WHAT THE TASK REQUIRES: Find each line containing the string "zero". Copy it.

SOURCE DATA:

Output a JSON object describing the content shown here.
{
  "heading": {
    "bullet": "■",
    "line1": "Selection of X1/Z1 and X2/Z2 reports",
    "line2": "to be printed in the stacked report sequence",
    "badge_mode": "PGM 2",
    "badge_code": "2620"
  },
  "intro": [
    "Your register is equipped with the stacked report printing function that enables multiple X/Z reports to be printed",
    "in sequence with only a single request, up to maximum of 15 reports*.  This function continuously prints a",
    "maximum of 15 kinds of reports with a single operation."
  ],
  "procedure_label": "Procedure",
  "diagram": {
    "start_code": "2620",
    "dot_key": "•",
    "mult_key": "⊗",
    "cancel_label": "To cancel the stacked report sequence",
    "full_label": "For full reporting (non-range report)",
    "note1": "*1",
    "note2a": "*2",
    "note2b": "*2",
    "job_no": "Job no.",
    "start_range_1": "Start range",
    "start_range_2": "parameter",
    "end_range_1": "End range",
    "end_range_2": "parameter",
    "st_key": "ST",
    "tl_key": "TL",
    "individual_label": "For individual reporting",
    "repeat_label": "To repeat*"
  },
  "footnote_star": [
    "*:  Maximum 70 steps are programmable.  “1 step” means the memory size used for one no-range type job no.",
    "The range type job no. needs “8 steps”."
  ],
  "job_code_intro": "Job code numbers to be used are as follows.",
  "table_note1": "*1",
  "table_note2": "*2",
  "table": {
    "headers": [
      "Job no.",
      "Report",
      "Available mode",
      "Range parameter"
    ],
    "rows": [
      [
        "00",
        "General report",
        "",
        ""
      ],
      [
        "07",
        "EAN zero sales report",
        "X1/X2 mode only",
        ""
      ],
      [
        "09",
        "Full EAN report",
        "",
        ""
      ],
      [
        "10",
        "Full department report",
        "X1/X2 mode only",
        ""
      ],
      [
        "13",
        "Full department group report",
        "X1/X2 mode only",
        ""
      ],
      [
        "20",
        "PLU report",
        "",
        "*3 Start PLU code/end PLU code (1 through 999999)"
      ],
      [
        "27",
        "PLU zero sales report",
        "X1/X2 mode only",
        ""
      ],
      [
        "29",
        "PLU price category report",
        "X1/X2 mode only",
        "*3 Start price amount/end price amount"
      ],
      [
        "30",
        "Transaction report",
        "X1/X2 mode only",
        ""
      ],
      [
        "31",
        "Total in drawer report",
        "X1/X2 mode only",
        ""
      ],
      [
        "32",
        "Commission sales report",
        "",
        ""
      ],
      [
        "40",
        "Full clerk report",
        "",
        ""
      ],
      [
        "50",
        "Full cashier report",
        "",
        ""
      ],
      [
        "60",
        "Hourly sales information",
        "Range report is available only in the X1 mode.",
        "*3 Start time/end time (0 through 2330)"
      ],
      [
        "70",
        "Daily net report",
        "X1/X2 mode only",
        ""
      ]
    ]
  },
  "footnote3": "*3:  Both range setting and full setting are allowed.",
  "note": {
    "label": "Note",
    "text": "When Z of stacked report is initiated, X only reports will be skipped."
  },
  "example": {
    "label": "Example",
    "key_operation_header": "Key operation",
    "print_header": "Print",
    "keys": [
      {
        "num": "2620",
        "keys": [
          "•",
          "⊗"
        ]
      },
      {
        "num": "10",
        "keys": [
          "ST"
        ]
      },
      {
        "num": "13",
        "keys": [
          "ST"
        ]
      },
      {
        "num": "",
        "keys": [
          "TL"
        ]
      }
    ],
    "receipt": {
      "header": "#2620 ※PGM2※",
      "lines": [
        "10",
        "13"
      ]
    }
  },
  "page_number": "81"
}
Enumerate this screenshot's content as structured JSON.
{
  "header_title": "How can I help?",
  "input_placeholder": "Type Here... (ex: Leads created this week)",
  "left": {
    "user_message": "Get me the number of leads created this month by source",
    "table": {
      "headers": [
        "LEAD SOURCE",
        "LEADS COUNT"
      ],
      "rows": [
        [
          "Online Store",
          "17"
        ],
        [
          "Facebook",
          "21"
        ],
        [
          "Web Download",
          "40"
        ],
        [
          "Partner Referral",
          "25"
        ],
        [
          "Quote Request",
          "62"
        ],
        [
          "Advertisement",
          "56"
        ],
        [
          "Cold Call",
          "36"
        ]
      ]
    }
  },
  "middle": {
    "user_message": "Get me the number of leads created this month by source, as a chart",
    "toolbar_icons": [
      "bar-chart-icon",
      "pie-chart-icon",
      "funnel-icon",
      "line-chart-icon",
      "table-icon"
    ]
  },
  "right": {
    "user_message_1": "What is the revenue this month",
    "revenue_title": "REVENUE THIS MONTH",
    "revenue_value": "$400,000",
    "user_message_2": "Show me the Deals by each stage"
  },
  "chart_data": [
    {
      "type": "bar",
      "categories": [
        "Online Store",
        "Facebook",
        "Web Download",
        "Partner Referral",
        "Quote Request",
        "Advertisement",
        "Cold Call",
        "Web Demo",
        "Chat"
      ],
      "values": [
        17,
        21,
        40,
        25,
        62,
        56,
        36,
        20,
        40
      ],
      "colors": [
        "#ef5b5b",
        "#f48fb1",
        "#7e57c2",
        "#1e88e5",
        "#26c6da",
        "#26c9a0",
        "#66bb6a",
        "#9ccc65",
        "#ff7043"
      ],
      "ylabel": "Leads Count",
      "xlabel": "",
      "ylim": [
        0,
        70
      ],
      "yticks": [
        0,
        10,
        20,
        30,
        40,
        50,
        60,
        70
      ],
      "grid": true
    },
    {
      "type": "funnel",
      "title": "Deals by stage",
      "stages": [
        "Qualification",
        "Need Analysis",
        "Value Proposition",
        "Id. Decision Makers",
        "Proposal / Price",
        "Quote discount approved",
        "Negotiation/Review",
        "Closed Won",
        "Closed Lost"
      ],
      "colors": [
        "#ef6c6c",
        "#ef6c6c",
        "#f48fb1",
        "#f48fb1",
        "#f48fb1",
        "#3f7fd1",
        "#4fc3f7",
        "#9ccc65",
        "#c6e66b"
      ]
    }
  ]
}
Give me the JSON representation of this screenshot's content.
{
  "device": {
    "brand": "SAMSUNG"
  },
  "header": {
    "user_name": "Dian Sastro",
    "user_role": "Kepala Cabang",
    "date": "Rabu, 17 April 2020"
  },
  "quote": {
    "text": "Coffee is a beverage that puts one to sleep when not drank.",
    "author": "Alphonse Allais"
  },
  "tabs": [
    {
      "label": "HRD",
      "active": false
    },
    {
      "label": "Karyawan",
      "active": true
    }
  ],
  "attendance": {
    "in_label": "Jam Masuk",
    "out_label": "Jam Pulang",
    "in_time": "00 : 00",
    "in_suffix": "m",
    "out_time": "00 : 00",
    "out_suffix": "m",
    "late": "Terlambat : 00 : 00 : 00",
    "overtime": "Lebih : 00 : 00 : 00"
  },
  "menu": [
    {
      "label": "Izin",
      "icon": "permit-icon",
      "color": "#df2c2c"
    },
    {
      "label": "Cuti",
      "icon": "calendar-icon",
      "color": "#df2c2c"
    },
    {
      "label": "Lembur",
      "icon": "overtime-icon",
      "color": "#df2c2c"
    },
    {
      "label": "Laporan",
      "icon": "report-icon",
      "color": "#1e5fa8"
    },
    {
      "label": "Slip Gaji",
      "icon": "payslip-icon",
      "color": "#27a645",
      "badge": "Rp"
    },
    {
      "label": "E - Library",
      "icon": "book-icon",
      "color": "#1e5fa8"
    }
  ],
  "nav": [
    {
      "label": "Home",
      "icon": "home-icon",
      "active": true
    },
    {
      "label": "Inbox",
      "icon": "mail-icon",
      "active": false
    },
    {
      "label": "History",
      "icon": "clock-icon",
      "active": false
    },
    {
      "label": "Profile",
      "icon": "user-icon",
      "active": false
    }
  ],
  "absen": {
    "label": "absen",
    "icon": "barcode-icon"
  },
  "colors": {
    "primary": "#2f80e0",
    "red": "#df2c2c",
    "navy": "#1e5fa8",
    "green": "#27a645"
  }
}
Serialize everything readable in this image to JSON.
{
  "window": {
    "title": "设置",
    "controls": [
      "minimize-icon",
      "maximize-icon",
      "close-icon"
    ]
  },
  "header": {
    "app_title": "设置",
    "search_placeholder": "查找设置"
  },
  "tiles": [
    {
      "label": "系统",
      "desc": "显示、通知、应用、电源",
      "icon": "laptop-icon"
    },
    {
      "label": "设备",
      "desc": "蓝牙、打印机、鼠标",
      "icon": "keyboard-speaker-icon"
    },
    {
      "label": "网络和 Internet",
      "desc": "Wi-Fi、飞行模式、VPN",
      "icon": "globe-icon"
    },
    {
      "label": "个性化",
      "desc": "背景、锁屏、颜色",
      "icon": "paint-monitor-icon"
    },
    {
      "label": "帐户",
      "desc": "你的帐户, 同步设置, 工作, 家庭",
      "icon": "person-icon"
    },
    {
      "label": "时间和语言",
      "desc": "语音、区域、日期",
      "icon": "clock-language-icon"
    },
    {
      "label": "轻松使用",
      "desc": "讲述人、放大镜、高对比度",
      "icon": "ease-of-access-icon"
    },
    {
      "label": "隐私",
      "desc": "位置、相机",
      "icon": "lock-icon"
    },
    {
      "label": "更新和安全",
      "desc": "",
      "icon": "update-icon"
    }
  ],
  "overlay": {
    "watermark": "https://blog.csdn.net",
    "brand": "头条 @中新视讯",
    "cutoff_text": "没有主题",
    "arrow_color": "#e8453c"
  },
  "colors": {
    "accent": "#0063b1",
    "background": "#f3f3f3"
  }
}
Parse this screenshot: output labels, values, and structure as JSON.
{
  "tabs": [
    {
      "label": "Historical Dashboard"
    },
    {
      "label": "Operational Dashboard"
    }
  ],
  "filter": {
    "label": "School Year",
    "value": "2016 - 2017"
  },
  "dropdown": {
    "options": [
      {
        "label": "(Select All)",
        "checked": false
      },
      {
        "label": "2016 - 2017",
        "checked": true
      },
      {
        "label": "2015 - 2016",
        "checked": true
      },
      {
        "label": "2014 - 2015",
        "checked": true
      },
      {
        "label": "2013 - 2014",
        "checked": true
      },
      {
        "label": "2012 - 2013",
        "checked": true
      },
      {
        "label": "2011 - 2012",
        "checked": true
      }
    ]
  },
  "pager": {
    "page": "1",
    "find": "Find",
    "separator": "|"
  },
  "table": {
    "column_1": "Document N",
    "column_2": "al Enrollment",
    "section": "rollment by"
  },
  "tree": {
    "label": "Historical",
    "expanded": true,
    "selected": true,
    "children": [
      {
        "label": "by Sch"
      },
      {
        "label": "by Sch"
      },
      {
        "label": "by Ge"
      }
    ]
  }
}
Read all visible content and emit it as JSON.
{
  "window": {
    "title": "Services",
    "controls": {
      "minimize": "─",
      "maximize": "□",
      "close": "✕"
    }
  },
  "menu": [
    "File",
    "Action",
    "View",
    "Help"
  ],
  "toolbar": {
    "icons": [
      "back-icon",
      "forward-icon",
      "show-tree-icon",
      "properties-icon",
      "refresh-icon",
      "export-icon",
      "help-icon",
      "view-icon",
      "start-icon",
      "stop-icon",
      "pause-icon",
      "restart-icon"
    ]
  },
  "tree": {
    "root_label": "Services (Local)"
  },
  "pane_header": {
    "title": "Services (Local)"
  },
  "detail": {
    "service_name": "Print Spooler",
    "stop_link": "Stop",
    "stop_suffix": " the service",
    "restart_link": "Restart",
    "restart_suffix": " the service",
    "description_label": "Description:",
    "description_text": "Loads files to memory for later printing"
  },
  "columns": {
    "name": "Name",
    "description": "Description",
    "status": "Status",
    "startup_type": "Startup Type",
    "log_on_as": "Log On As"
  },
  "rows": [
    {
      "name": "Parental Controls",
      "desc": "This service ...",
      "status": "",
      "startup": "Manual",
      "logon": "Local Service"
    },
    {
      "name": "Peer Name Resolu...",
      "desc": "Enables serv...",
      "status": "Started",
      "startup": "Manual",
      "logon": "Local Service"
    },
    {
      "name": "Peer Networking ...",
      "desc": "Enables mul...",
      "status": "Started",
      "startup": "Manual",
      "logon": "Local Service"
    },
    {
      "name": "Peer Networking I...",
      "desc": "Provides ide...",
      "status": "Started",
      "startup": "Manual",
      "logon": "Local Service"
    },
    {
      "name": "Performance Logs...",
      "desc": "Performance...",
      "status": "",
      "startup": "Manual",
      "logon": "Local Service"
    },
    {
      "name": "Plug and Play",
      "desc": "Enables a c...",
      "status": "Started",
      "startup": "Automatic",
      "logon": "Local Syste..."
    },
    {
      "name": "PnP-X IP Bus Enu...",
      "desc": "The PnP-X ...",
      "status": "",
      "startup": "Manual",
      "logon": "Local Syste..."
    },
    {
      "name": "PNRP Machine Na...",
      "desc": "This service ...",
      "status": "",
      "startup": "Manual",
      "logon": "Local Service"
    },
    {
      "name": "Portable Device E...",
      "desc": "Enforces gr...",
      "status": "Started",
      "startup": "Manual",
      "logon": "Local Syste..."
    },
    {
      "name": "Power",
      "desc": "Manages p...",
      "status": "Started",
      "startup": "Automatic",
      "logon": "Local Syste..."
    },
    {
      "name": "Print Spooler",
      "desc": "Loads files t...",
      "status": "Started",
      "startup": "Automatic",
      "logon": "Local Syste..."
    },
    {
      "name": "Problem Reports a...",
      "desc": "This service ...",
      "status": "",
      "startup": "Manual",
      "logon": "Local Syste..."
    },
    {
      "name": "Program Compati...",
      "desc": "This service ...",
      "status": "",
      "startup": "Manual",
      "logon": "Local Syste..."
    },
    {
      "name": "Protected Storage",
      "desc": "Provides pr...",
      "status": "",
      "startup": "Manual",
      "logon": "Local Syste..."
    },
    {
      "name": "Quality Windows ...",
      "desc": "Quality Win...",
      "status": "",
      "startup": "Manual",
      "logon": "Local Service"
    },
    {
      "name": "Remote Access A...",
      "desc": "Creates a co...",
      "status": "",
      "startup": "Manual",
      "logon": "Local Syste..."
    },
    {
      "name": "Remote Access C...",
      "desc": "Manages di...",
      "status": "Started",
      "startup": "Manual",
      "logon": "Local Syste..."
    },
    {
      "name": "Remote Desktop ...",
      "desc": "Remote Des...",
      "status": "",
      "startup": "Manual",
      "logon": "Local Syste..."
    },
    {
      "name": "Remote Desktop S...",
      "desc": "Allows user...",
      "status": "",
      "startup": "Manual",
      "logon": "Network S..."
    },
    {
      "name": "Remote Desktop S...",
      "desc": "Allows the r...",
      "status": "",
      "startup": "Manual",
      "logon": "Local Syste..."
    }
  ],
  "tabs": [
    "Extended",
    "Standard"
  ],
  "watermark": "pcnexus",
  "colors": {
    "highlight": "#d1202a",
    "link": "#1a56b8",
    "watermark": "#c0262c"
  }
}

RESULT:
        "EAN zero sales report",
        "PLU zero sales report",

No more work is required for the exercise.